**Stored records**
-- START --

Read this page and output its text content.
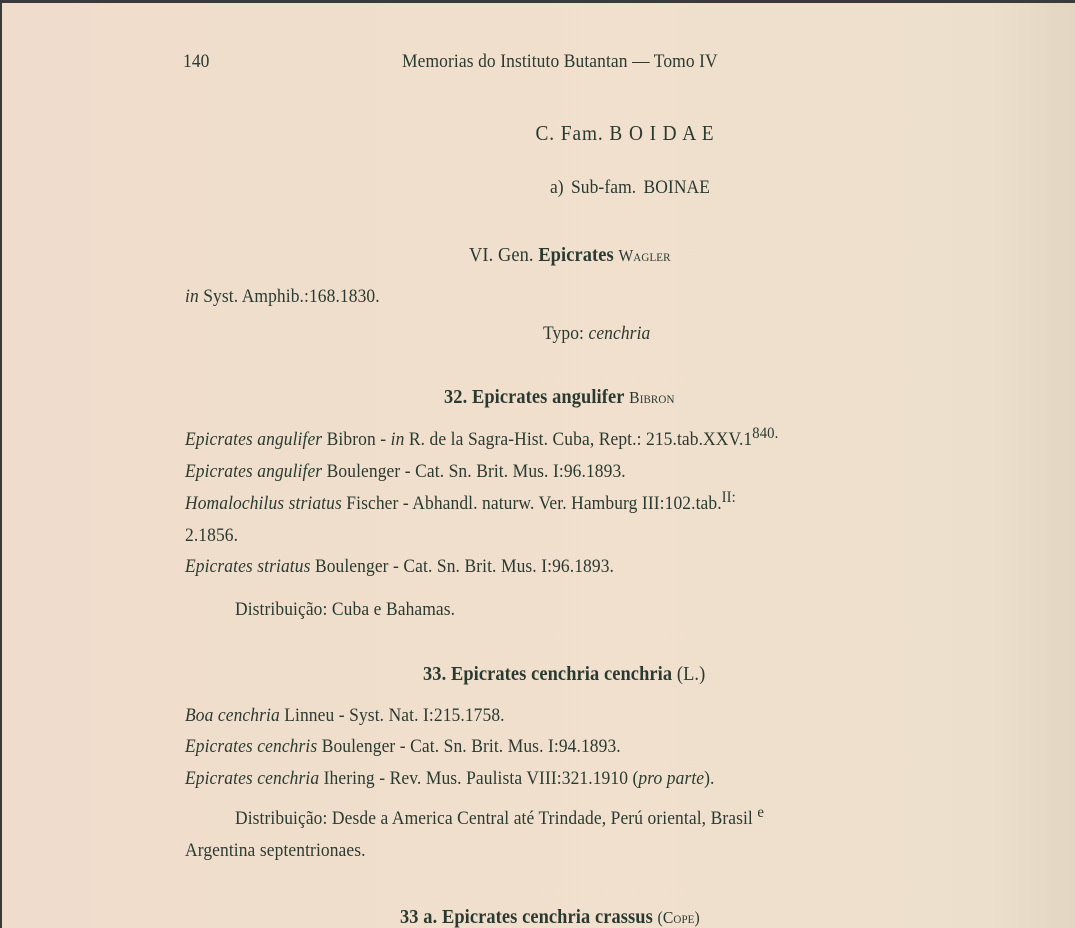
140	Memorias do Instituto Butantan — Tomo IV
C. Fam. B O I D A E
a) Sub-fam. BOINAE
VI. Gen. Epicrates Wagler
in Syst. Amphib.:168.1830.
Typo: cenchria
32. Epicrates angulifer Bibron
Epicrates angulifer Bibron - in R. de la Sagra-Hist. Cuba, Rept.: $215.tab.XXV.1^{840.}$
Epicrates angulifer Boulenger - Cat. Sn. Brit. Mus. I:96.1893.
Homalochilus striatus Fischer - Abhandl. naturw. Ver. Hamburg III:102.tab.$^{II:}$
2.1856.
Epicrates striatus Boulenger - Cat. Sn. Brit. Mus. I:96.1893.
Distribuição: Cuba e Bahamas.
33. Epicrates cenchria cenchria (L.)
Boa cenchria Linneu - Syst. Nat. I:215.1758.
Epicrates cenchris Boulenger - Cat. Sn. Brit. Mus. I:94.1893.
Epicrates cenchria Ihering - Rev. Mus. Paulista VIII:321.1910 (pro parte).
Distribuição: Desde a America Central até Trindade, Perú oriental, Brasil $^e$
Argentina septentrionaes.
33 a. Epicrates cenchria crassus (Cope)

-- END --

**Task to complete**
Print every entry exactly as written, without the pictures.

**Task answer**
Read this page and output its text content.
140	Memorias do Instituto Butantan — Tomo IV
C. Fam. B O I D A E
a) Sub-fam. BOINAE
VI. Gen. Epicrates Wagler
in Syst. Amphib.:168.1830.
Typo: cenchria
32. Epicrates angulifer Bibron
Epicrates angulifer Bibron - in R. de la Sagra-Hist. Cuba, Rept.: $215.tab.XXV.1^{840.}$
Epicrates angulifer Boulenger - Cat. Sn. Brit. Mus. I:96.1893.
Homalochilus striatus Fischer - Abhandl. naturw. Ver. Hamburg III:102.tab.$^{II:}$
2.1856.
Epicrates striatus Boulenger - Cat. Sn. Brit. Mus. I:96.1893.
Distribuição: Cuba e Bahamas.
33. Epicrates cenchria cenchria (L.)
Boa cenchria Linneu - Syst. Nat. I:215.1758.
Epicrates cenchris Boulenger - Cat. Sn. Brit. Mus. I:94.1893.
Epicrates cenchria Ihering - Rev. Mus. Paulista VIII:321.1910 (pro parte).
Distribuição: Desde a America Central até Trindade, Perú oriental, Brasil $^e$
Argentina septentrionaes.
33 a. Epicrates cenchria crassus (Cope)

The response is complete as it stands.